#### Exercise details
Please repeat the items from the start through the line with "temporal-slider[interactable] [137,459,387,461]", swapping every "leader-line" for "connector-line" and leaving everything else unchanged.

-------- Records provided --------

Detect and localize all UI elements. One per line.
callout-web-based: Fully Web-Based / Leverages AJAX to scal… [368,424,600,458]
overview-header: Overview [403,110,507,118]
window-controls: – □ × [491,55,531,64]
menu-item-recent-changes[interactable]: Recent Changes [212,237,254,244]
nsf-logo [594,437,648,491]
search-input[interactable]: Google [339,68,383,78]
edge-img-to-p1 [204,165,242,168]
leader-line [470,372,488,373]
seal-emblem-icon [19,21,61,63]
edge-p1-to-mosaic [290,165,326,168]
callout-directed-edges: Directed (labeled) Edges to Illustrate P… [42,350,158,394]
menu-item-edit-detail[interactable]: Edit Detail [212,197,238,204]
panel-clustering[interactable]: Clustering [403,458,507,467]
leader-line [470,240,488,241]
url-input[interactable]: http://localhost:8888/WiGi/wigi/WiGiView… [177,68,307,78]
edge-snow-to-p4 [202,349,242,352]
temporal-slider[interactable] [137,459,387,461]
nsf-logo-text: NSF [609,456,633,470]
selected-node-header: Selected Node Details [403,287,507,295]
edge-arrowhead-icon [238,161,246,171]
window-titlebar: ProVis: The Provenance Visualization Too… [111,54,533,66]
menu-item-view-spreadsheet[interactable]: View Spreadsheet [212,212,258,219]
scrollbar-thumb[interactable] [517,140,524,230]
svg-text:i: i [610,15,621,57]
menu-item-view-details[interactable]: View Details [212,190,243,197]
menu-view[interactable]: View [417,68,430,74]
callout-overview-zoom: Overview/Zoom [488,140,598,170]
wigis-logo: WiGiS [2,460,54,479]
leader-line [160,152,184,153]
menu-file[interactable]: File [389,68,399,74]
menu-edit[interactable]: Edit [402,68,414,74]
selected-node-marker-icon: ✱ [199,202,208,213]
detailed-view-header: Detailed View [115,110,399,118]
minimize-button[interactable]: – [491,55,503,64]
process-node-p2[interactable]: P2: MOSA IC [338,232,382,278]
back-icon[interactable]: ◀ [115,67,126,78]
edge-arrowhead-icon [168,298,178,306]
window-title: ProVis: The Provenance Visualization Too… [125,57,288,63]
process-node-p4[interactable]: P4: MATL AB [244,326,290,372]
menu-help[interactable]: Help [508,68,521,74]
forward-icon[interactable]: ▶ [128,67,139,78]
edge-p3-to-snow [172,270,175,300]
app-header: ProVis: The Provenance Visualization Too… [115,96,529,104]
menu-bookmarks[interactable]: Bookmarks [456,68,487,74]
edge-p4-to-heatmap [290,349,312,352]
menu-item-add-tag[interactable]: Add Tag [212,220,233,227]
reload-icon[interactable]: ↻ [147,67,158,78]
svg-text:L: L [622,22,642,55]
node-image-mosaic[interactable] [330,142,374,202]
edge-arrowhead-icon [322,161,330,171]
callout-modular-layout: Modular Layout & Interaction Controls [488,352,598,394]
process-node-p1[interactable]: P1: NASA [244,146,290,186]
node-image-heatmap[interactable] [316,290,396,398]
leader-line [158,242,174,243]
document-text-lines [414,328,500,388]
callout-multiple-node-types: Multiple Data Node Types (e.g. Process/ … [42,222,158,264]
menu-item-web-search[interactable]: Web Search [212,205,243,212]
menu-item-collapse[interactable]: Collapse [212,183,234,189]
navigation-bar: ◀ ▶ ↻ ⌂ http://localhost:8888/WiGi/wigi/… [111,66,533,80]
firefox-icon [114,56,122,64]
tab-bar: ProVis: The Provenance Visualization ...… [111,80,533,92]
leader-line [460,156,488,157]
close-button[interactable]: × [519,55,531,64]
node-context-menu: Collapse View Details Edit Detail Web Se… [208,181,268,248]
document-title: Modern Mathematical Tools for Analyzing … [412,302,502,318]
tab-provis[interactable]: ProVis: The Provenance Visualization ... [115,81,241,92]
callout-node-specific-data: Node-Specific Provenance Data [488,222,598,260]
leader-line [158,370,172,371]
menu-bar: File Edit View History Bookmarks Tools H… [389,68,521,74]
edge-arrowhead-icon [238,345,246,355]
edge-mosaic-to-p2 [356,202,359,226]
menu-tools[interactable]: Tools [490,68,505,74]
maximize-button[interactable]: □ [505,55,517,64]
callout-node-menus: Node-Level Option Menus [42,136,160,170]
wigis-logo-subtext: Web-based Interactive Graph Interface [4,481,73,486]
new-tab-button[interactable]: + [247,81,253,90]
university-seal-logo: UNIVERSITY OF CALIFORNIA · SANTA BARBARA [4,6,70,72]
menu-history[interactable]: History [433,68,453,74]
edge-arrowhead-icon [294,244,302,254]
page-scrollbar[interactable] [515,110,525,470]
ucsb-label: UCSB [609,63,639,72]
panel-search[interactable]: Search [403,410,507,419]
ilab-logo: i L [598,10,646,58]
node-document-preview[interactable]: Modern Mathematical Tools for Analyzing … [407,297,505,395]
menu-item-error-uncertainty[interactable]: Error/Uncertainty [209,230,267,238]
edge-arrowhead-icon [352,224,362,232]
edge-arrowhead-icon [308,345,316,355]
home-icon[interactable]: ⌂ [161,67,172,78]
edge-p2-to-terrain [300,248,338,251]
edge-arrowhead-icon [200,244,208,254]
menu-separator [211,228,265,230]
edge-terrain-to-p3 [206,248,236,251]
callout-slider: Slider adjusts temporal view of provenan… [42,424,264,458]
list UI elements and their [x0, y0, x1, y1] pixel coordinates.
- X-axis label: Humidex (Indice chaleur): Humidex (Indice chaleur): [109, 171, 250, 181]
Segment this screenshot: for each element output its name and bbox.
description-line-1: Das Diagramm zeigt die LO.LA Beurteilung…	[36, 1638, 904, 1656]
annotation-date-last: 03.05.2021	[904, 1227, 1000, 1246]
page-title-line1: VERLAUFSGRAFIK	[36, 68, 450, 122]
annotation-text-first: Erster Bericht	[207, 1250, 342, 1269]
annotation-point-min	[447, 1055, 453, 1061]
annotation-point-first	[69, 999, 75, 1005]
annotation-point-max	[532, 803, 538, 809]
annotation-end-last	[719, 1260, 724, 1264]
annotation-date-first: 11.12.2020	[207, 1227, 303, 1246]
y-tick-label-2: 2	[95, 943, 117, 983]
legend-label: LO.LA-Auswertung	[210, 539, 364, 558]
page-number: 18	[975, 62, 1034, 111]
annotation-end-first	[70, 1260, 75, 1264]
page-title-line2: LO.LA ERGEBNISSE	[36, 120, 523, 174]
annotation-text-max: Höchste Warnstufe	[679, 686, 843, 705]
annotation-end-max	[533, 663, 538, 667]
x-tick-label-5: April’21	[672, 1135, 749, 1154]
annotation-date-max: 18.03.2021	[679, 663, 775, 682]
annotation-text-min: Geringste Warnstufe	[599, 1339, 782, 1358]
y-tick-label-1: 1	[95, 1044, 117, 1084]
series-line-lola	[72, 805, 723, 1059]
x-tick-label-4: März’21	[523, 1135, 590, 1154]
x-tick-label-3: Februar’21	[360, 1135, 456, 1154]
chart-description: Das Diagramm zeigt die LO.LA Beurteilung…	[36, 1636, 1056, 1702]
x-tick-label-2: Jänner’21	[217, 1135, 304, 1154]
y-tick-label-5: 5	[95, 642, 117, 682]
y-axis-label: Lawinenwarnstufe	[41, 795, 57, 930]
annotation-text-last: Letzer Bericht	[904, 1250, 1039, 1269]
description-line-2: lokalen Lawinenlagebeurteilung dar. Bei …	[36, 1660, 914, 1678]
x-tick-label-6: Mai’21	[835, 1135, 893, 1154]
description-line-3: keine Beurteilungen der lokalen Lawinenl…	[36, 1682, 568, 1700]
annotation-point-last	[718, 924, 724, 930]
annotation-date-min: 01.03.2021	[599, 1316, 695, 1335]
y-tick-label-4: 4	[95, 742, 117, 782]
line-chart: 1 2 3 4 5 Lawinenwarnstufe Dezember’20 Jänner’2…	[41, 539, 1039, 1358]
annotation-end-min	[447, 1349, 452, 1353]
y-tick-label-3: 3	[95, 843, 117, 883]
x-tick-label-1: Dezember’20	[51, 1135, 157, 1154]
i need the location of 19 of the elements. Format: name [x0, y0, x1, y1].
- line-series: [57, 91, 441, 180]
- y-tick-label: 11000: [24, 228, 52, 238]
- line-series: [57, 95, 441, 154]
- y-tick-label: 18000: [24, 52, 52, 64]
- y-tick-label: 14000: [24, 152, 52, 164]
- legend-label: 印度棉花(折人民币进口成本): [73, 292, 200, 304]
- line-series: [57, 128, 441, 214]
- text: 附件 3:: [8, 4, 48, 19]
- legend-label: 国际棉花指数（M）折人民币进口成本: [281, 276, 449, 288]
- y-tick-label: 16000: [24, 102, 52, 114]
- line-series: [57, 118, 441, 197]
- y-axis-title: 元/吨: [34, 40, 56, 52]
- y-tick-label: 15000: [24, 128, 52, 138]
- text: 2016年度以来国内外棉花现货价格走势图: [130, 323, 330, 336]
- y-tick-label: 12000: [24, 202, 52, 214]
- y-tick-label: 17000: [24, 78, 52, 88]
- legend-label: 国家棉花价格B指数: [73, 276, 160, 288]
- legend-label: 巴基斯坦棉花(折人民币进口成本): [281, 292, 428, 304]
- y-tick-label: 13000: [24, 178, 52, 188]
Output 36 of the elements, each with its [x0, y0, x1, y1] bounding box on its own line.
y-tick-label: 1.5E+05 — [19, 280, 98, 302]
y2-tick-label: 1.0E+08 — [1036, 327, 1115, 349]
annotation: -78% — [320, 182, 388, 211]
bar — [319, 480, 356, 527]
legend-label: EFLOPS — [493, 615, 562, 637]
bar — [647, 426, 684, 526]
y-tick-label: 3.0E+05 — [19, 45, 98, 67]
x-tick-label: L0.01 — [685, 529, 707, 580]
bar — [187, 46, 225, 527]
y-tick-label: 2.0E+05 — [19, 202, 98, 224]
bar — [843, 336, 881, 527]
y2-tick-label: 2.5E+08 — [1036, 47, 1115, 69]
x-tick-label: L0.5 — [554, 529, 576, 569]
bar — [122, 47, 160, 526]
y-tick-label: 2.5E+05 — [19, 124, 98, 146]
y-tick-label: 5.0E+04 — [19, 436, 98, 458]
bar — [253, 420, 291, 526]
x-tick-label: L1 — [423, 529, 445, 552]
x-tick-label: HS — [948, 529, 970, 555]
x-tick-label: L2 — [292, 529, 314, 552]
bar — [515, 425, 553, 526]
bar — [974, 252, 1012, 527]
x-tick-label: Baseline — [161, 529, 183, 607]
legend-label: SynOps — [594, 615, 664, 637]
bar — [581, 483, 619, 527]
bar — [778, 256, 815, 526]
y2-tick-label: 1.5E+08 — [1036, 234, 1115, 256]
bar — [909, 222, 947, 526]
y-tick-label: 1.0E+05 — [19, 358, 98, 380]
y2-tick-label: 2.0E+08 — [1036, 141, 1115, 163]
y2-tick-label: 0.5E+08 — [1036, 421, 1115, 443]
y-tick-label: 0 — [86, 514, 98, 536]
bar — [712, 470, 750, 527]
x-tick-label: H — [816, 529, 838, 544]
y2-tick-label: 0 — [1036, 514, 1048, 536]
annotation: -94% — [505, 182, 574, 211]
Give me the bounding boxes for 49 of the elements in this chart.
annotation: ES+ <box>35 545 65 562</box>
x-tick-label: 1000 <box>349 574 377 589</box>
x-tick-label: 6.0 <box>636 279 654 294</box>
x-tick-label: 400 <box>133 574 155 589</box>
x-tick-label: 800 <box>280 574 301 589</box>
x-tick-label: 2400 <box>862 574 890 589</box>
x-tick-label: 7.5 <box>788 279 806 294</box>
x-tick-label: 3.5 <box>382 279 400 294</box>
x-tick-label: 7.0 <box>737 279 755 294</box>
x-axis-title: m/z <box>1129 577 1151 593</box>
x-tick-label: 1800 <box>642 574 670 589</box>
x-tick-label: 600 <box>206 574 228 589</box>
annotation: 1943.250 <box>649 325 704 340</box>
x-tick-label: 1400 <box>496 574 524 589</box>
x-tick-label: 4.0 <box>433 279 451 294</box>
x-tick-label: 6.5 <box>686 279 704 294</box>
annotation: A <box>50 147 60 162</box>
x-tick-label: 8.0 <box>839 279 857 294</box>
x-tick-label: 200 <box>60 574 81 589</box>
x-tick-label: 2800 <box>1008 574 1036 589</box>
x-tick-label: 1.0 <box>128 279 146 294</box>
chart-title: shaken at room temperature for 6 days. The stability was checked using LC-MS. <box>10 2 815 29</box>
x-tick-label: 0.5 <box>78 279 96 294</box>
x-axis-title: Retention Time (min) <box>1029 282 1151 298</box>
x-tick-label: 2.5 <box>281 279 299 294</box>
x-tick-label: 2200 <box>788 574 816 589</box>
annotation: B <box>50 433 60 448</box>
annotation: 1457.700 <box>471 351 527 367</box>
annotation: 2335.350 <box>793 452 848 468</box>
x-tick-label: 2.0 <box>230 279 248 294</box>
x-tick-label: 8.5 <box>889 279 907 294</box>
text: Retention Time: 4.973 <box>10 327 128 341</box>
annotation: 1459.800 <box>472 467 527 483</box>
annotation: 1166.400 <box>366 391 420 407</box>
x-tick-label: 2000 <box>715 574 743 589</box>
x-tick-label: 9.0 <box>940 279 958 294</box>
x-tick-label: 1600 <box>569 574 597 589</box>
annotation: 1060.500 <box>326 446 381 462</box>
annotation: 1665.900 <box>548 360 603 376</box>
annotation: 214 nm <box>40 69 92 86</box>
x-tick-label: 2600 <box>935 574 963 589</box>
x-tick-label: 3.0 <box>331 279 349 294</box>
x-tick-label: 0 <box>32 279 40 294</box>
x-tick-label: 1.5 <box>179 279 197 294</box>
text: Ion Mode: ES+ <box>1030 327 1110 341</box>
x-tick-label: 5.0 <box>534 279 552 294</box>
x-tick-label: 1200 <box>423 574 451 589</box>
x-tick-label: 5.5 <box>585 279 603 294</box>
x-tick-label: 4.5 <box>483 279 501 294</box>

--------

#### Task solution
Detect and localize all UI elements. One per line.
callout-web-based: Fully Web-Based / Leverages AJAX to scal… [368,424,600,458]
overview-header: Overview [403,110,507,118]
window-controls: – □ × [491,55,531,64]
menu-item-recent-changes[interactable]: Recent Changes [212,237,254,244]
nsf-logo [594,437,648,491]
search-input[interactable]: Google [339,68,383,78]
edge-img-to-p1 [204,165,242,168]
connector-line [470,372,488,373]
seal-emblem-icon [19,21,61,63]
edge-p1-to-mosaic [290,165,326,168]
callout-directed-edges: Directed (labeled) Edges to Illustrate P… [42,350,158,394]
menu-item-edit-detail[interactable]: Edit Detail [212,197,238,204]
panel-clustering[interactable]: Clustering [403,458,507,467]
connector-line [470,240,488,241]
url-input[interactable]: http://localhost:8888/WiGi/wigi/WiGiView… [177,68,307,78]
edge-snow-to-p4 [202,349,242,352]
temporal-slider[interactable] [137,459,387,461]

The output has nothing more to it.